What you need to do
Show every line below where "Source" can be found.

— Start of Provided material —

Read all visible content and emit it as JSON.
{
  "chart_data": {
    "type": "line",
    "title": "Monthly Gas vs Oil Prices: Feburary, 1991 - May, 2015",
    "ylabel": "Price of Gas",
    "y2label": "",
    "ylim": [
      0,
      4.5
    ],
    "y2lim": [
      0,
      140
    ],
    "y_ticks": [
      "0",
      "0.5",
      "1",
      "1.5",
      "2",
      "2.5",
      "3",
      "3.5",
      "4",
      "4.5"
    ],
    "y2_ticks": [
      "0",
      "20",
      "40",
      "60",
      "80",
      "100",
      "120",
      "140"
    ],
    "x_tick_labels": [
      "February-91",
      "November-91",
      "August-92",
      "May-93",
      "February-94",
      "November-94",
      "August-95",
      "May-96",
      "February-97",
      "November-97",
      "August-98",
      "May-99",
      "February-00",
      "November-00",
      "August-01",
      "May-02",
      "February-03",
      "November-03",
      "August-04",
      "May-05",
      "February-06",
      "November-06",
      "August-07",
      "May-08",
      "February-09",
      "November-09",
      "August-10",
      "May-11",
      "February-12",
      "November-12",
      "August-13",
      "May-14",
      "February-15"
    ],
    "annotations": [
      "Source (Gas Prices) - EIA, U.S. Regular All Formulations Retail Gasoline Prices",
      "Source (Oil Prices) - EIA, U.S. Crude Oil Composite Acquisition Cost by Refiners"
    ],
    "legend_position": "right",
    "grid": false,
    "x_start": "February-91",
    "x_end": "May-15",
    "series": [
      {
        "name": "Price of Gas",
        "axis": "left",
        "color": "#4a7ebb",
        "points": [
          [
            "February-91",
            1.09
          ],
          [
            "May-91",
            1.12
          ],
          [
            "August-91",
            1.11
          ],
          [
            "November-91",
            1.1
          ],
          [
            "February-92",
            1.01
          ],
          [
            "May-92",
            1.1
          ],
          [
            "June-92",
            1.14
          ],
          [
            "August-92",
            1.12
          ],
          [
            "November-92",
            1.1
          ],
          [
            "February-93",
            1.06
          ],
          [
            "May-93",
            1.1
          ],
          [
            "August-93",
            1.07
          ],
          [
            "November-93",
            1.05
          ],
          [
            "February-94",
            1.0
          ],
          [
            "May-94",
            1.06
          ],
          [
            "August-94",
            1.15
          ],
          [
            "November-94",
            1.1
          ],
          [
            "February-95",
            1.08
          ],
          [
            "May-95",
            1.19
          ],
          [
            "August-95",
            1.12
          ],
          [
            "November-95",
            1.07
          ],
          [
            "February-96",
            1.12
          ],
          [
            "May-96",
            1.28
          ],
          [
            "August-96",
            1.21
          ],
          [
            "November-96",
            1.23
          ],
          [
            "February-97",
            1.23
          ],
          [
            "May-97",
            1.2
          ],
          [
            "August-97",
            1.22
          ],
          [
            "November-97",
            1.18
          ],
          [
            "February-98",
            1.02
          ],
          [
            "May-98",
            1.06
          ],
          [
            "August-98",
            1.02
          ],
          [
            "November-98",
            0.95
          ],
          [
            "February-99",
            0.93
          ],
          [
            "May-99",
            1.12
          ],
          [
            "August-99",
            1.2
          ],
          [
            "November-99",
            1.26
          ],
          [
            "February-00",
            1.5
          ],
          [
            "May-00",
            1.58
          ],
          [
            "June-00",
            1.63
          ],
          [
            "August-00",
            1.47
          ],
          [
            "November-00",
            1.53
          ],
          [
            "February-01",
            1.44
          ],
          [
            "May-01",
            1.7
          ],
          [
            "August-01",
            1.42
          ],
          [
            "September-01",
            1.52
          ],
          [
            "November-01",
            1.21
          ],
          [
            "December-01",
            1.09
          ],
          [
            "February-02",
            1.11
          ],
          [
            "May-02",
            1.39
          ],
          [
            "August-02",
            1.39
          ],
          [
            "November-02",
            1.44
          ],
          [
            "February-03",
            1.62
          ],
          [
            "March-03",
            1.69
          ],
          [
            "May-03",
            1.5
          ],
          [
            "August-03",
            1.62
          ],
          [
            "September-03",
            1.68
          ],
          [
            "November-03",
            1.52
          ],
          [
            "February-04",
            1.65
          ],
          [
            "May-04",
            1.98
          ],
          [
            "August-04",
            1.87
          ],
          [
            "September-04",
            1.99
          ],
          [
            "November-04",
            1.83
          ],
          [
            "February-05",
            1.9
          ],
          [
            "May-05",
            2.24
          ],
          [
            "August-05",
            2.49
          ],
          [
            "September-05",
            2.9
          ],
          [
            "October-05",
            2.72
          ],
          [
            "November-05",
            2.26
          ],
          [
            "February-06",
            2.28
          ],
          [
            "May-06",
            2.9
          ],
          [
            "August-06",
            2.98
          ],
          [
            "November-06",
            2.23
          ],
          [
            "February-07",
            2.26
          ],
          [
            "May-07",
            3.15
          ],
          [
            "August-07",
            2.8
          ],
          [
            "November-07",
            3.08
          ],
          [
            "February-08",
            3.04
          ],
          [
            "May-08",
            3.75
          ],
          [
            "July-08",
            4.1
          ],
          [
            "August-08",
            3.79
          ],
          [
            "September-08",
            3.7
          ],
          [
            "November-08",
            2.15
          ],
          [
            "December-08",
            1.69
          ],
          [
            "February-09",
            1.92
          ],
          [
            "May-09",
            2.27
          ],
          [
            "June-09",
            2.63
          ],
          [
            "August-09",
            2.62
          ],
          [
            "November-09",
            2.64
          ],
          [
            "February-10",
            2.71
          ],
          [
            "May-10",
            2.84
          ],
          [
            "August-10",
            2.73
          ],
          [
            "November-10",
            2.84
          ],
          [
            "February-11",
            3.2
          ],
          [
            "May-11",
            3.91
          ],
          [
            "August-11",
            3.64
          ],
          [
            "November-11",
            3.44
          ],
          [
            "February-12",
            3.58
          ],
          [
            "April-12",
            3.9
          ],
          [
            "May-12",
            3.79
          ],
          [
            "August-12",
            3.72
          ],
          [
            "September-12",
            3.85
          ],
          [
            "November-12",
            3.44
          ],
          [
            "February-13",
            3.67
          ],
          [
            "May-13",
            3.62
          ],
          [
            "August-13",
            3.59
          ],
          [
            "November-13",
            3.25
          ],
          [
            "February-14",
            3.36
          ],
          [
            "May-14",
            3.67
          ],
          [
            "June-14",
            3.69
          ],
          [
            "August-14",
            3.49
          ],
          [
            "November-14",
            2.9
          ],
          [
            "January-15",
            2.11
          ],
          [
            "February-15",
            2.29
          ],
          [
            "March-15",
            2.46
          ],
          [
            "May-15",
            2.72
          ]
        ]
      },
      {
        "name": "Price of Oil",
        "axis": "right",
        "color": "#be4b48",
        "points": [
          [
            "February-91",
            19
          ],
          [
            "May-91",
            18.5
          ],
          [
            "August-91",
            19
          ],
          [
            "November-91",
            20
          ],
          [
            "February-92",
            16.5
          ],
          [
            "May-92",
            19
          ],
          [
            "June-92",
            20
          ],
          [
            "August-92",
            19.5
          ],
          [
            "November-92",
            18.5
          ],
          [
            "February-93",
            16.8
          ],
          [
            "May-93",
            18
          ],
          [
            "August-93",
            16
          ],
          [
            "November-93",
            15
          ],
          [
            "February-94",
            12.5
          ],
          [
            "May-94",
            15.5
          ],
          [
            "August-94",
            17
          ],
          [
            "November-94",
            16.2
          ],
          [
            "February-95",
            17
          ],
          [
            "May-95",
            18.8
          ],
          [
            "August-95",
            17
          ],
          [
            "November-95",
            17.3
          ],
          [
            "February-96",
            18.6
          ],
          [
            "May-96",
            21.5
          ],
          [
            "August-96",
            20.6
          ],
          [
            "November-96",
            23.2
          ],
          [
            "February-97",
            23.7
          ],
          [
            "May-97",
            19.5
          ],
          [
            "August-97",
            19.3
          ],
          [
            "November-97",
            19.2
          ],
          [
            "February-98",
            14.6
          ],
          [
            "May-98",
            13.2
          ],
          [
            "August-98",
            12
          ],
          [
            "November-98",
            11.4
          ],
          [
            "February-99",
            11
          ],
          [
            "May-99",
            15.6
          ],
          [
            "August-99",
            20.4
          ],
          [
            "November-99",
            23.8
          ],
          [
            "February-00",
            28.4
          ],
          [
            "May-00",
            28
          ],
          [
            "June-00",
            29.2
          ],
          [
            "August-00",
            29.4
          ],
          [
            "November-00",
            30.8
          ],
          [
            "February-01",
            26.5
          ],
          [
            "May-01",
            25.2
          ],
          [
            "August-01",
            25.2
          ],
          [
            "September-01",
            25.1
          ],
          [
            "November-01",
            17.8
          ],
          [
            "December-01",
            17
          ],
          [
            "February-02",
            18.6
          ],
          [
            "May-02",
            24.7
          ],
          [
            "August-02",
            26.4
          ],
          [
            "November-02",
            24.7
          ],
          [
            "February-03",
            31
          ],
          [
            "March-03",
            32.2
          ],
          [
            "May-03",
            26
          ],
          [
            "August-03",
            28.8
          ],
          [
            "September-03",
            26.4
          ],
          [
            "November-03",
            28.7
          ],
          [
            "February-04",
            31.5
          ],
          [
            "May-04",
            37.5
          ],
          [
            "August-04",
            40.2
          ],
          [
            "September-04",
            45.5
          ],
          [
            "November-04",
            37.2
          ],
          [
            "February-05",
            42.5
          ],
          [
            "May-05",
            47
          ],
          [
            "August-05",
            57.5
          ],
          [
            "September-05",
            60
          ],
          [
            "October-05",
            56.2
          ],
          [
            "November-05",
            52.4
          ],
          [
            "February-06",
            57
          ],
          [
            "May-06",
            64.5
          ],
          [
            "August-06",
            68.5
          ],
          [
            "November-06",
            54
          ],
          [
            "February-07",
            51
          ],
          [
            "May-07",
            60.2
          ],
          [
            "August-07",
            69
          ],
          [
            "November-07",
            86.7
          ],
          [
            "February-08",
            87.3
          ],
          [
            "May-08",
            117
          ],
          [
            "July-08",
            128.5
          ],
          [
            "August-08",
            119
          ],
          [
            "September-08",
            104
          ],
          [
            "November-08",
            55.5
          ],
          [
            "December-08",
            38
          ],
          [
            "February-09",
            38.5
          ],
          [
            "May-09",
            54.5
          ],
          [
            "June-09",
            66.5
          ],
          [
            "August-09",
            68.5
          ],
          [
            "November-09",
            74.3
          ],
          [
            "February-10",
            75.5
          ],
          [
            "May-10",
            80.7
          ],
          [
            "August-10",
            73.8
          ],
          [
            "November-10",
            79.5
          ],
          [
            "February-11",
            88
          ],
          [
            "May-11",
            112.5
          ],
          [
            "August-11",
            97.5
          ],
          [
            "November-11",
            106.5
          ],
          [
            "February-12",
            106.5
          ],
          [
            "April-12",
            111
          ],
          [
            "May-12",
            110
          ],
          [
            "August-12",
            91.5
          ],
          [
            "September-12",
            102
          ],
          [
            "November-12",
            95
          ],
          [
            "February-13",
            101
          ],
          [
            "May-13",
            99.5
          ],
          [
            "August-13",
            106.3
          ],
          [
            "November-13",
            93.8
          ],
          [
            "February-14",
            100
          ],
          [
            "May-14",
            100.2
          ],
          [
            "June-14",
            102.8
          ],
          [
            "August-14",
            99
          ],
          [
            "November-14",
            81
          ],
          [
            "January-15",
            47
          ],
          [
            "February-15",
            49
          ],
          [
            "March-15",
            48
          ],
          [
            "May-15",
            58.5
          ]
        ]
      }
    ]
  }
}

— End of Provided material —

Response for this exercise
      "Source (Gas Prices) - EIA, U.S. Regular All Formulations Retail Gasoline Prices",
      "Source (Oil Prices) - EIA, U.S. Crude Oil Composite Acquisition Cost by Refiners"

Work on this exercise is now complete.